**Task statement:**
All entries below are to be set down again, identical to the source.

**Data for processing:**
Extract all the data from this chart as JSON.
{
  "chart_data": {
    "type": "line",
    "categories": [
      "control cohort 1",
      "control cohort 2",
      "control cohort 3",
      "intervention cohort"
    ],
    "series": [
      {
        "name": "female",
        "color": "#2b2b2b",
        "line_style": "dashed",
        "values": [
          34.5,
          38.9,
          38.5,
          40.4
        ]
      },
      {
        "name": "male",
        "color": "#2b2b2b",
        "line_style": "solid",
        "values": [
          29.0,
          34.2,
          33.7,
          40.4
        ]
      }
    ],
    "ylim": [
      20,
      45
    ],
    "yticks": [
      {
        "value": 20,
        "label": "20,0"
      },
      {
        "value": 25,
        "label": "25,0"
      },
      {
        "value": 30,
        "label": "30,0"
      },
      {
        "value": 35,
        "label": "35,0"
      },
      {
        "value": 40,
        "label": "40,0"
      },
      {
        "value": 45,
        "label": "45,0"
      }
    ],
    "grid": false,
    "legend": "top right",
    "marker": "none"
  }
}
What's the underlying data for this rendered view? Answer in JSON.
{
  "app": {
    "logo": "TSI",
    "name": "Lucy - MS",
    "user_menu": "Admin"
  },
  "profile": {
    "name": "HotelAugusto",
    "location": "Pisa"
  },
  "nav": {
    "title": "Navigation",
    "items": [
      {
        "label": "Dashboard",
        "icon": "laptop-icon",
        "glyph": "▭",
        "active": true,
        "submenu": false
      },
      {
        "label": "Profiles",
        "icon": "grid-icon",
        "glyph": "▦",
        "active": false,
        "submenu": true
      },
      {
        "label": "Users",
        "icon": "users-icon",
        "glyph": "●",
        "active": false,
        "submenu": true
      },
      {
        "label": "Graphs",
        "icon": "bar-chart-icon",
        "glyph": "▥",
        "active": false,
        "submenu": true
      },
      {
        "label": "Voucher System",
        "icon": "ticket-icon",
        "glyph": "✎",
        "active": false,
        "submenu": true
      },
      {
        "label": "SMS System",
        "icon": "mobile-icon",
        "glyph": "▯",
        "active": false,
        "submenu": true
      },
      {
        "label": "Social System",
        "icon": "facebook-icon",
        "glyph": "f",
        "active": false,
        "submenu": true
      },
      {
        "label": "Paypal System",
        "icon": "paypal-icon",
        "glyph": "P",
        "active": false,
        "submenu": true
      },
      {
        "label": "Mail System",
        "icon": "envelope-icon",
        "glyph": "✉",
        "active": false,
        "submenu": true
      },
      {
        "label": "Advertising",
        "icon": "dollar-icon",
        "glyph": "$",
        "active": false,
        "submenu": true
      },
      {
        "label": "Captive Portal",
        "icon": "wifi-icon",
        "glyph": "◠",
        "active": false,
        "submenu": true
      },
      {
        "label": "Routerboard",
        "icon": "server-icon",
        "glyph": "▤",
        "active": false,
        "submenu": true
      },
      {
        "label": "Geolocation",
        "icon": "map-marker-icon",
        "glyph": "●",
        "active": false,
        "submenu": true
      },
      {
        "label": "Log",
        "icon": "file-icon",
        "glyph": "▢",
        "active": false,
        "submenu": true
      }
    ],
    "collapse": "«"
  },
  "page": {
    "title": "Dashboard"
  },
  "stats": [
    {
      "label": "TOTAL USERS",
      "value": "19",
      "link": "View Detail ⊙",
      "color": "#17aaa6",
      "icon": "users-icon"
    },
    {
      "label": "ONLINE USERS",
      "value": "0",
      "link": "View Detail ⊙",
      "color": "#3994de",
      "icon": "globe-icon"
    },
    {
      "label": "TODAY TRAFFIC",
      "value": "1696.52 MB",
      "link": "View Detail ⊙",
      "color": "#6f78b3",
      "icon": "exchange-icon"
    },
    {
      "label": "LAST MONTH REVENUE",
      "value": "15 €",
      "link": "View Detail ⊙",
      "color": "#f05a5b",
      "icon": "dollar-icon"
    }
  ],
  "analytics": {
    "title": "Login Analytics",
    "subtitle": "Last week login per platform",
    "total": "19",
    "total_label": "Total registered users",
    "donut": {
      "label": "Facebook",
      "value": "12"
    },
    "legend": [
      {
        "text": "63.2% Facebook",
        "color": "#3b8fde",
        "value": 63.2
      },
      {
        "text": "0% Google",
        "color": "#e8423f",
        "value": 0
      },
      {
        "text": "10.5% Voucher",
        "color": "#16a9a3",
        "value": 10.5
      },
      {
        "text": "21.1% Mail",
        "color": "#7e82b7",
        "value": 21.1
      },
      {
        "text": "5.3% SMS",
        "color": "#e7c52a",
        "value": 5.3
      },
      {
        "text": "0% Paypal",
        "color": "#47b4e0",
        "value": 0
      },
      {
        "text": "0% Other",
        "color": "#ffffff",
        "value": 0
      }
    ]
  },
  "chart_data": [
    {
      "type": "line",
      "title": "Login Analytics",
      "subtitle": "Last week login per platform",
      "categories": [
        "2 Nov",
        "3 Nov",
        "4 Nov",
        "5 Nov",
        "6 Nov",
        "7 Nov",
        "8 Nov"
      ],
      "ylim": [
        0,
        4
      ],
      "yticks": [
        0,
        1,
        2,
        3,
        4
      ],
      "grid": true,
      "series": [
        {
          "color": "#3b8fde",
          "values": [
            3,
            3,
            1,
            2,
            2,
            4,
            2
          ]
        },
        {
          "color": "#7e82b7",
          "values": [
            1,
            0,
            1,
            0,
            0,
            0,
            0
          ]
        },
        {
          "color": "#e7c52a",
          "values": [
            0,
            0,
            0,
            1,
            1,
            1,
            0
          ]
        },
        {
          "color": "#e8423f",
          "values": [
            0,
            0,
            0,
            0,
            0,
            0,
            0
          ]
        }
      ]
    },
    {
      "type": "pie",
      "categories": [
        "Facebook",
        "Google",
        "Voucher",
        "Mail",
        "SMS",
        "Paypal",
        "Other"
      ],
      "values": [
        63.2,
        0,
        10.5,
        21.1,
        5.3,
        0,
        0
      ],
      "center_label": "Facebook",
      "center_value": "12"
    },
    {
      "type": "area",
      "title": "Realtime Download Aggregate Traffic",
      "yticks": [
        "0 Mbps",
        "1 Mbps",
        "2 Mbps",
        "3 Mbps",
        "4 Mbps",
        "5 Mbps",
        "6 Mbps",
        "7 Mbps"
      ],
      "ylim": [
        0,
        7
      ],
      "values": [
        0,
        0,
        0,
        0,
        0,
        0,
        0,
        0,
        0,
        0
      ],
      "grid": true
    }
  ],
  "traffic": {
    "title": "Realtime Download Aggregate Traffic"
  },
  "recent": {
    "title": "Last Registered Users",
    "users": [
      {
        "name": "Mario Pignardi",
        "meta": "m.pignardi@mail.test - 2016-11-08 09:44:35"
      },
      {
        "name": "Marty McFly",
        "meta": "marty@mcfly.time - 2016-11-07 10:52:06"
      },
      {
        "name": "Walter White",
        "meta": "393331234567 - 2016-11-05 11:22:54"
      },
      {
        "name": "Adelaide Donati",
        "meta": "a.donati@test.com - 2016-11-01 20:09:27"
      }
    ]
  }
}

**Task result:**
Extract all the data from this chart as JSON.
{
  "chart_data": {
    "type": "line",
    "categories": [
      "control cohort 1",
      "control cohort 2",
      "control cohort 3",
      "intervention cohort"
    ],
    "series": [
      {
        "name": "female",
        "color": "#2b2b2b",
        "line_style": "dashed",
        "values": [
          34.5,
          38.9,
          38.5,
          40.4
        ]
      },
      {
        "name": "male",
        "color": "#2b2b2b",
        "line_style": "solid",
        "values": [
          29.0,
          34.2,
          33.7,
          40.4
        ]
      }
    ],
    "ylim": [
      20,
      45
    ],
    "yticks": [
      {
        "value": 20,
        "label": "20,0"
      },
      {
        "value": 25,
        "label": "25,0"
      },
      {
        "value": 30,
        "label": "30,0"
      },
      {
        "value": 35,
        "label": "35,0"
      },
      {
        "value": 40,
        "label": "40,0"
      },
      {
        "value": 45,
        "label": "45,0"
      }
    ],
    "grid": false,
    "legend": "top right",
    "marker": "none"
  }
}
What's the underlying data for this rendered view? Answer in JSON.
{
  "app": {
    "logo": "TSI",
    "name": "Lucy - MS",
    "user_menu": "Admin"
  },
  "profile": {
    "name": "HotelAugusto",
    "location": "Pisa"
  },
  "nav": {
    "title": "Navigation",
    "items": [
      {
        "label": "Dashboard",
        "icon": "laptop-icon",
        "glyph": "▭",
        "active": true,
        "submenu": false
      },
      {
        "label": "Profiles",
        "icon": "grid-icon",
        "glyph": "▦",
        "active": false,
        "submenu": true
      },
      {
        "label": "Users",
        "icon": "users-icon",
        "glyph": "●",
        "active": false,
        "submenu": true
      },
      {
        "label": "Graphs",
        "icon": "bar-chart-icon",
        "glyph": "▥",
        "active": false,
        "submenu": true
      },
      {
        "label": "Voucher System",
        "icon": "ticket-icon",
        "glyph": "✎",
        "active": false,
        "submenu": true
      },
      {
        "label": "SMS System",
        "icon": "mobile-icon",
        "glyph": "▯",
        "active": false,
        "submenu": true
      },
      {
        "label": "Social System",
        "icon": "facebook-icon",
        "glyph": "f",
        "active": false,
        "submenu": true
      },
      {
        "label": "Paypal System",
        "icon": "paypal-icon",
        "glyph": "P",
        "active": false,
        "submenu": true
      },
      {
        "label": "Mail System",
        "icon": "envelope-icon",
        "glyph": "✉",
        "active": false,
        "submenu": true
      },
      {
        "label": "Advertising",
        "icon": "dollar-icon",
        "glyph": "$",
        "active": false,
        "submenu": true
      },
      {
        "label": "Captive Portal",
        "icon": "wifi-icon",
        "glyph": "◠",
        "active": false,
        "submenu": true
      },
      {
        "label": "Routerboard",
        "icon": "server-icon",
        "glyph": "▤",
        "active": false,
        "submenu": true
      },
      {
        "label": "Geolocation",
        "icon": "map-marker-icon",
        "glyph": "●",
        "active": false,
        "submenu": true
      },
      {
        "label": "Log",
        "icon": "file-icon",
        "glyph": "▢",
        "active": false,
        "submenu": true
      }
    ],
    "collapse": "«"
  },
  "page": {
    "title": "Dashboard"
  },
  "stats": [
    {
      "label": "TOTAL USERS",
      "value": "19",
      "link": "View Detail ⊙",
      "color": "#17aaa6",
      "icon": "users-icon"
    },
    {
      "label": "ONLINE USERS",
      "value": "0",
      "link": "View Detail ⊙",
      "color": "#3994de",
      "icon": "globe-icon"
    },
    {
      "label": "TODAY TRAFFIC",
      "value": "1696.52 MB",
      "link": "View Detail ⊙",
      "color": "#6f78b3",
      "icon": "exchange-icon"
    },
    {
      "label": "LAST MONTH REVENUE",
      "value": "15 €",
      "link": "View Detail ⊙",
      "color": "#f05a5b",
      "icon": "dollar-icon"
    }
  ],
  "analytics": {
    "title": "Login Analytics",
    "subtitle": "Last week login per platform",
    "total": "19",
    "total_label": "Total registered users",
    "donut": {
      "label": "Facebook",
      "value": "12"
    },
    "legend": [
      {
        "text": "63.2% Facebook",
        "color": "#3b8fde",
        "value": 63.2
      },
      {
        "text": "0% Google",
        "color": "#e8423f",
        "value": 0
      },
      {
        "text": "10.5% Voucher",
        "color": "#16a9a3",
        "value": 10.5
      },
      {
        "text": "21.1% Mail",
        "color": "#7e82b7",
        "value": 21.1
      },
      {
        "text": "5.3% SMS",
        "color": "#e7c52a",
        "value": 5.3
      },
      {
        "text": "0% Paypal",
        "color": "#47b4e0",
        "value": 0
      },
      {
        "text": "0% Other",
        "color": "#ffffff",
        "value": 0
      }
    ]
  },
  "chart_data": [
    {
      "type": "line",
      "title": "Login Analytics",
      "subtitle": "Last week login per platform",
      "categories": [
        "2 Nov",
        "3 Nov",
        "4 Nov",
        "5 Nov",
        "6 Nov",
        "7 Nov",
        "8 Nov"
      ],
      "ylim": [
        0,
        4
      ],
      "yticks": [
        0,
        1,
        2,
        3,
        4
      ],
      "grid": true,
      "series": [
        {
          "color": "#3b8fde",
          "values": [
            3,
            3,
            1,
            2,
            2,
            4,
            2
          ]
        },
        {
          "color": "#7e82b7",
          "values": [
            1,
            0,
            1,
            0,
            0,
            0,
            0
          ]
        },
        {
          "color": "#e7c52a",
          "values": [
            0,
            0,
            0,
            1,
            1,
            1,
            0
          ]
        },
        {
          "color": "#e8423f",
          "values": [
            0,
            0,
            0,
            0,
            0,
            0,
            0
          ]
        }
      ]
    },
    {
      "type": "pie",
      "categories": [
        "Facebook",
        "Google",
        "Voucher",
        "Mail",
        "SMS",
        "Paypal",
        "Other"
      ],
      "values": [
        63.2,
        0,
        10.5,
        21.1,
        5.3,
        0,
        0
      ],
      "center_label": "Facebook",
      "center_value": "12"
    },
    {
      "type": "area",
      "title": "Realtime Download Aggregate Traffic",
      "yticks": [
        "0 Mbps",
        "1 Mbps",
        "2 Mbps",
        "3 Mbps",
        "4 Mbps",
        "5 Mbps",
        "6 Mbps",
        "7 Mbps"
      ],
      "ylim": [
        0,
        7
      ],
      "values": [
        0,
        0,
        0,
        0,
        0,
        0,
        0,
        0,
        0,
        0
      ],
      "grid": true
    }
  ],
  "traffic": {
    "title": "Realtime Download Aggregate Traffic"
  },
  "recent": {
    "title": "Last Registered Users",
    "users": [
      {
        "name": "Mario Pignardi",
        "meta": "m.pignardi@mail.test - 2016-11-08 09:44:35"
      },
      {
        "name": "Marty McFly",
        "meta": "marty@mcfly.time - 2016-11-07 10:52:06"
      },
      {
        "name": "Walter White",
        "meta": "393331234567 - 2016-11-05 11:22:54"
      },
      {
        "name": "Adelaide Donati",
        "meta": "a.donati@test.com - 2016-11-01 20:09:27"
      }
    ]
  }
}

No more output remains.